*Aim:* Report back each line of the records that contains the string "داده".

*The input:*

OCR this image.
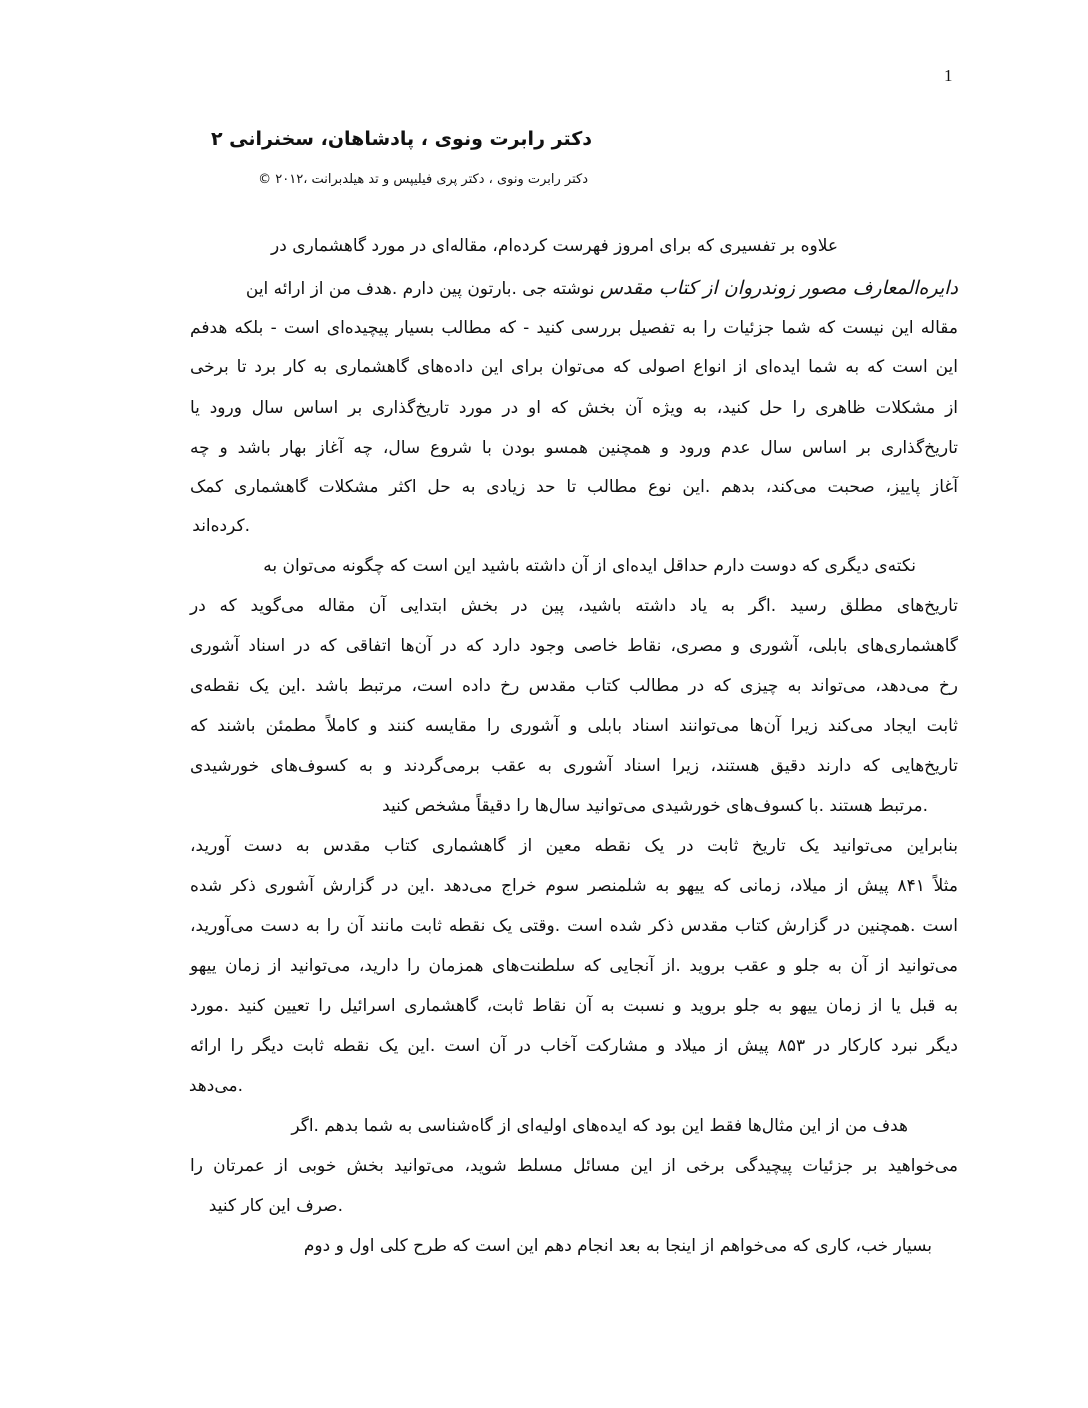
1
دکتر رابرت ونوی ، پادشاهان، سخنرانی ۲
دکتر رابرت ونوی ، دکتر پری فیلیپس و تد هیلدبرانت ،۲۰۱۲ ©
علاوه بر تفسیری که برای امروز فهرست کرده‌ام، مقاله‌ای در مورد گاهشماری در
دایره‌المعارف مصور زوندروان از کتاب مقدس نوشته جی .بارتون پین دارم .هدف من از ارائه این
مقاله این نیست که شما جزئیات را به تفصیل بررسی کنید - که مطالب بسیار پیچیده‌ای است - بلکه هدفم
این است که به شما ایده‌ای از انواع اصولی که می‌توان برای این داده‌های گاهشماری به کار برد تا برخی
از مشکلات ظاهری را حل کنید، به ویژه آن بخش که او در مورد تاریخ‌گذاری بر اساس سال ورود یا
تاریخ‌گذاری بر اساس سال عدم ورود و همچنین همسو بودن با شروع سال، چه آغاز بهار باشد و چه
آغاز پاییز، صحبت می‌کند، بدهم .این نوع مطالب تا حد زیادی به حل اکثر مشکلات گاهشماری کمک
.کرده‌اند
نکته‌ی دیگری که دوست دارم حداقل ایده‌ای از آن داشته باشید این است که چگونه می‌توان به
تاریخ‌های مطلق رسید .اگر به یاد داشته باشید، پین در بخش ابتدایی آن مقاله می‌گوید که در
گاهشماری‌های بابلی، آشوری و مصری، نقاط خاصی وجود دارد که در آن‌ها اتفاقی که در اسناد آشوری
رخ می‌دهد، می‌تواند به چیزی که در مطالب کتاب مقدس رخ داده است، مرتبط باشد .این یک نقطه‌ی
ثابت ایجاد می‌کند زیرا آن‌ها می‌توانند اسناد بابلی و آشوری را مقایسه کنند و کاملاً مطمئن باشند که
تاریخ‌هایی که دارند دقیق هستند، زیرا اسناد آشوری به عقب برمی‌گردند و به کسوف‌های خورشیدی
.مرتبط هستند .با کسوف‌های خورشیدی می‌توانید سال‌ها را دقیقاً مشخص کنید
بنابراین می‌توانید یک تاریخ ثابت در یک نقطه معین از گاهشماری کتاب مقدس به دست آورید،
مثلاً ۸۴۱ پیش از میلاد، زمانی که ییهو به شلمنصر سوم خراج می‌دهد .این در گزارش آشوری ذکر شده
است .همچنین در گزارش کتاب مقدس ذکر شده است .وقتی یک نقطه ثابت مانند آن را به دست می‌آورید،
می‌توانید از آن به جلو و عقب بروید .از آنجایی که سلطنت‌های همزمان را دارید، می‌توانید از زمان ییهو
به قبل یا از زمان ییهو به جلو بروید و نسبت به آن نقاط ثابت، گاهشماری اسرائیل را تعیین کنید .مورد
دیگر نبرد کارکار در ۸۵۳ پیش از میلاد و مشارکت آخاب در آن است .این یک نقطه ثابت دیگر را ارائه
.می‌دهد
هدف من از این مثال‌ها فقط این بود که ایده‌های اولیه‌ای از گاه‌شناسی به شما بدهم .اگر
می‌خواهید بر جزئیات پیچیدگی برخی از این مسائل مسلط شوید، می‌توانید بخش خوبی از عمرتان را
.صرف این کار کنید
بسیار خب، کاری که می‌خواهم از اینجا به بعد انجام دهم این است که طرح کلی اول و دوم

...

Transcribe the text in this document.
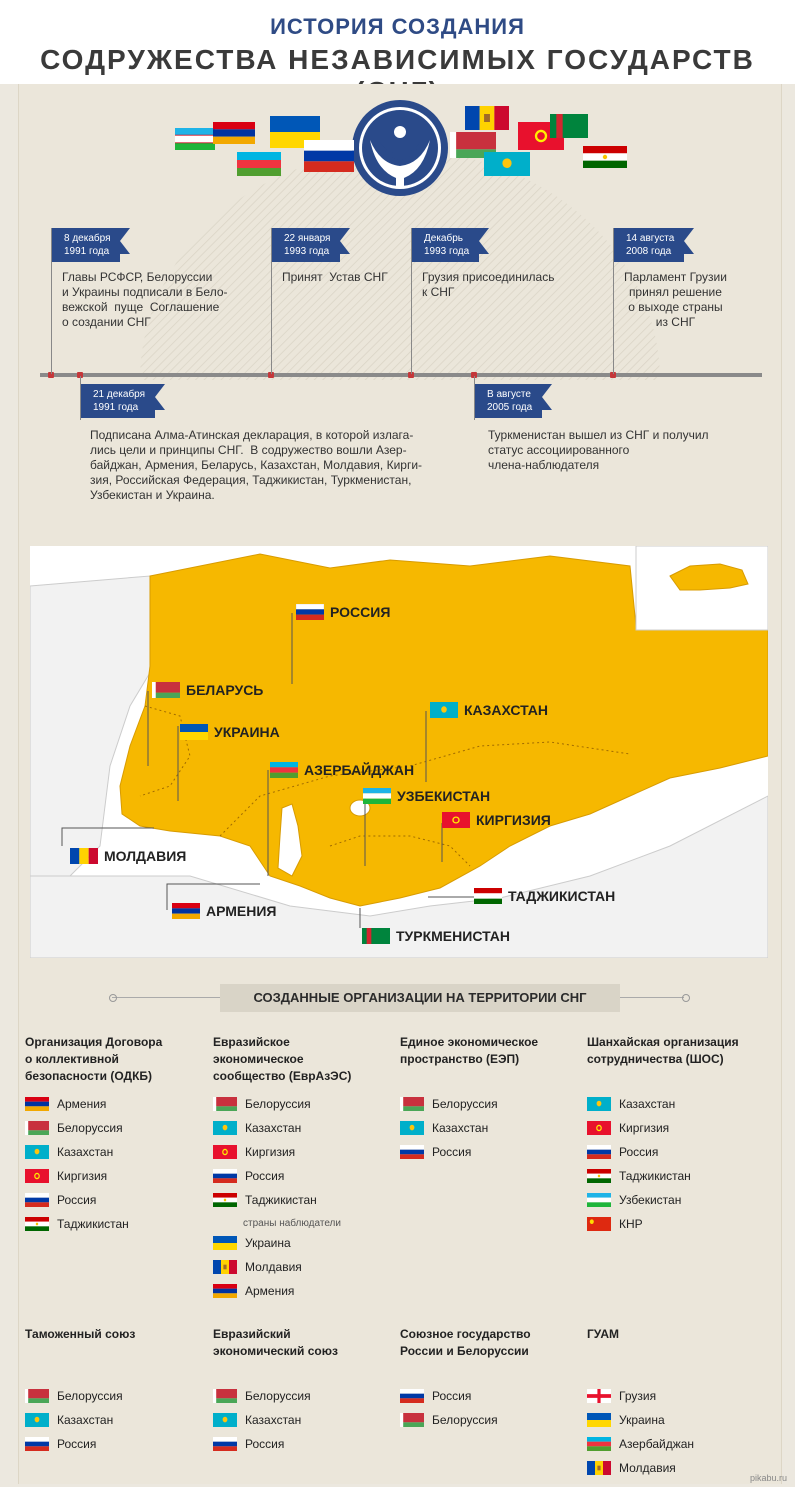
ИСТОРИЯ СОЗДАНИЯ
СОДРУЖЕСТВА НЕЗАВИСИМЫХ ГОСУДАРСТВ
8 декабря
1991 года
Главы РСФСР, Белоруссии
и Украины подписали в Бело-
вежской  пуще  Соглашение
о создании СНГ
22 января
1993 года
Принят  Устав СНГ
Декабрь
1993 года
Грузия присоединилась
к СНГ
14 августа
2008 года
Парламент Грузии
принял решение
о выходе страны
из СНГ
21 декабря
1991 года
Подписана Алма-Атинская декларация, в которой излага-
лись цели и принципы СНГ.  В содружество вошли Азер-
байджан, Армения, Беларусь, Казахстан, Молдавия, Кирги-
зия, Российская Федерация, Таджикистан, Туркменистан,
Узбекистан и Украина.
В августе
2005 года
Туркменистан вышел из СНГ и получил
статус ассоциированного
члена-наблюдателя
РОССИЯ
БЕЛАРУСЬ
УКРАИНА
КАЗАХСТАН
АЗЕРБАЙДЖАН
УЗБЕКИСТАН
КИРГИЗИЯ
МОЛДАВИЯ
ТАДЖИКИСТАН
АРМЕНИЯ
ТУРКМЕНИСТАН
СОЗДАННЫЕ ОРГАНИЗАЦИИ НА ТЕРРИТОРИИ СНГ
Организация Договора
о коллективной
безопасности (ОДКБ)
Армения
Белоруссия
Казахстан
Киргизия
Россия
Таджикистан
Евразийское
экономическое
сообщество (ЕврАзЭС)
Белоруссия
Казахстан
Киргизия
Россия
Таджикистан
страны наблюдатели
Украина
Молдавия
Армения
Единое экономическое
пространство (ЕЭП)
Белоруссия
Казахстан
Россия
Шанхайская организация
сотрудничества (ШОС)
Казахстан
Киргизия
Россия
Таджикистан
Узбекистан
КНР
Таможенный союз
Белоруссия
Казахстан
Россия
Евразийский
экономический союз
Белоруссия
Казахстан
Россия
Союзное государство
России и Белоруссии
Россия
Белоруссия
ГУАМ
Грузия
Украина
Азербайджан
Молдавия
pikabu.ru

* * *

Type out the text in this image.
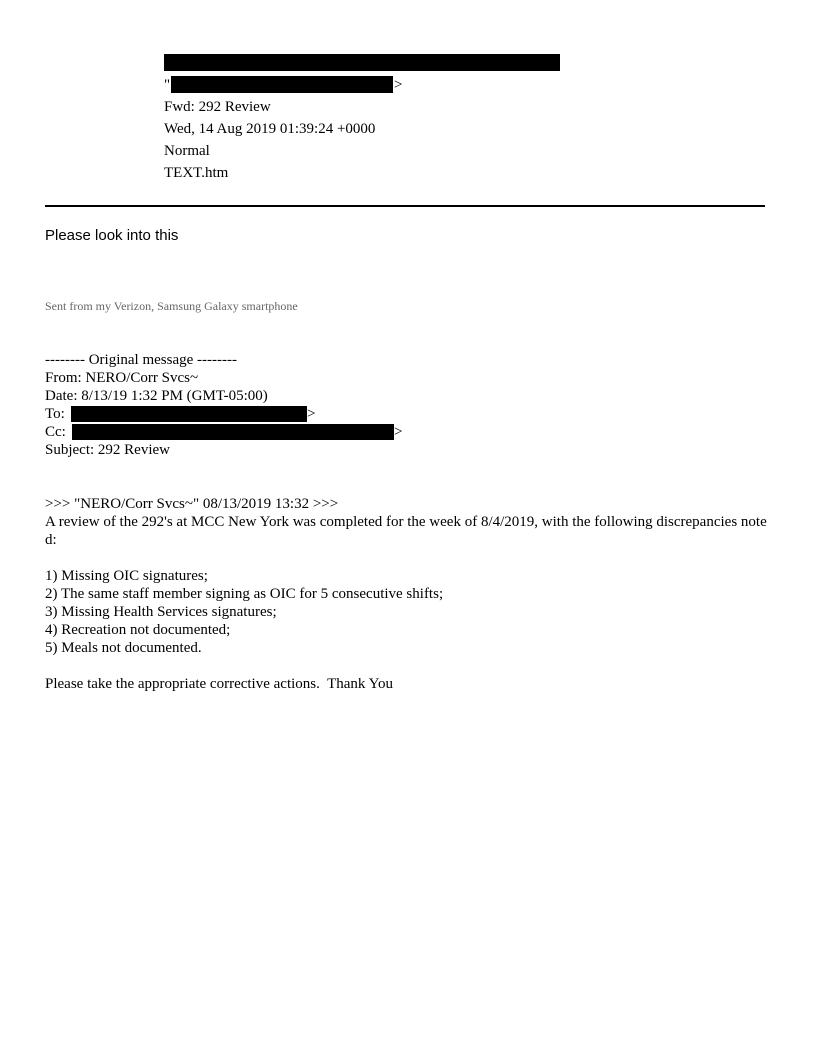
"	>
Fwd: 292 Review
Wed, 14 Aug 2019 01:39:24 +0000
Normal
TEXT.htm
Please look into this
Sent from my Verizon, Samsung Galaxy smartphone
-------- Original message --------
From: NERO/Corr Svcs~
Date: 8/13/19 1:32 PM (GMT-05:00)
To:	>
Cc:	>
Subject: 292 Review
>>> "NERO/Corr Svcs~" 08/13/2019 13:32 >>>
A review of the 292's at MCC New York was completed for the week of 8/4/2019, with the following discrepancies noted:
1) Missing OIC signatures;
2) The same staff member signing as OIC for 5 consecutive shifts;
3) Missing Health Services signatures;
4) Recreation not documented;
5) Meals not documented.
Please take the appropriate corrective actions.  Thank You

*Answer for the task:*
این است که به شما ایده‌ای از انواع اصولی که می‌توان برای این داده‌های گاهشماری به کار برد تا برخی
رخ می‌دهد، می‌تواند به چیزی که در مطالب کتاب مقدس رخ داده است، مرتبط باشد .این یک نقطه‌ی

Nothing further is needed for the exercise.